- TASK INSTRUCTIONS
Copy each line of the entries beneath that contains the word "EXCLUSIÓN".

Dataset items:
========================================

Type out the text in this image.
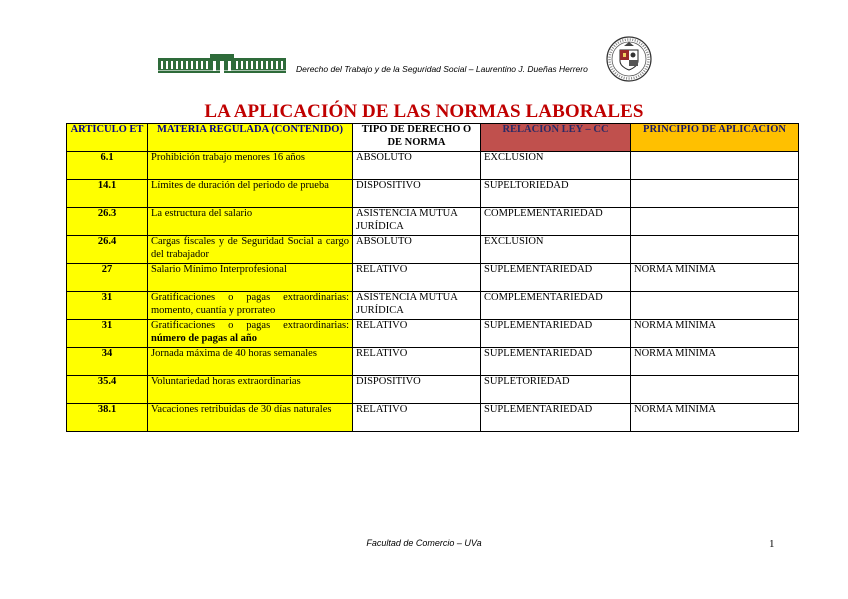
Derecho del Trabajo y de la Seguridad Social – Laurentino J. Dueñas Herrero
LA APLICACIÓN DE LAS NORMAS LABORALES
ARTÍCULO ET	MATERIA REGULADA (CONTENIDO)	TIPO DE DERECHO O DE NORMA	RELACIÓN LEY – CC	PRINCIPIO DE APLICACIÓN
6.1	Prohibición trabajo menores 16 años	ABSOLUTO	EXCLUSIÓN	
14.1	Límites de duración del periodo de prueba	DISPOSITIVO	SUPELTORIEDAD	
26.3	La estructura del salario	ASISTENCIA MUTUA JURÍDICA	COMPLEMENTARIEDAD	
26.4	Cargas fiscales y de Seguridad Social a cargo del trabajador	ABSOLUTO	EXCLUSIÓN	
27	Salario Mínimo Interprofesional	RELATIVO	SUPLEMENTARIEDAD	NORMA MÍNIMA
31	Gratificaciones o pagas extraordinarias: momento, cuantía y prorrateo	ASISTENCIA MUTUA JURÍDICA	COMPLEMENTARIEDAD	
31	Gratificaciones o pagas extraordinarias: número de pagas al año	RELATIVO	SUPLEMENTARIEDAD	NORMA MÍNIMA
34	Jornada máxima de 40 horas semanales	RELATIVO	SUPLEMENTARIEDAD	NORMA MÍNIMA
35.4	Voluntariedad horas extraordinarias	DISPOSITIVO	SUPLETORIEDAD	
38.1	Vacaciones retribuidas de 30 días naturales	RELATIVO	SUPLEMENTARIEDAD	NORMA MÍNIMA
Facultad de Comercio – UVa	1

========================================

- FINISHED TASK
6.1	Prohibición trabajo menores 16 años	ABSOLUTO	EXCLUSIÓN	
26.4	Cargas fiscales y de Seguridad Social a cargo del trabajador	ABSOLUTO	EXCLUSIÓN	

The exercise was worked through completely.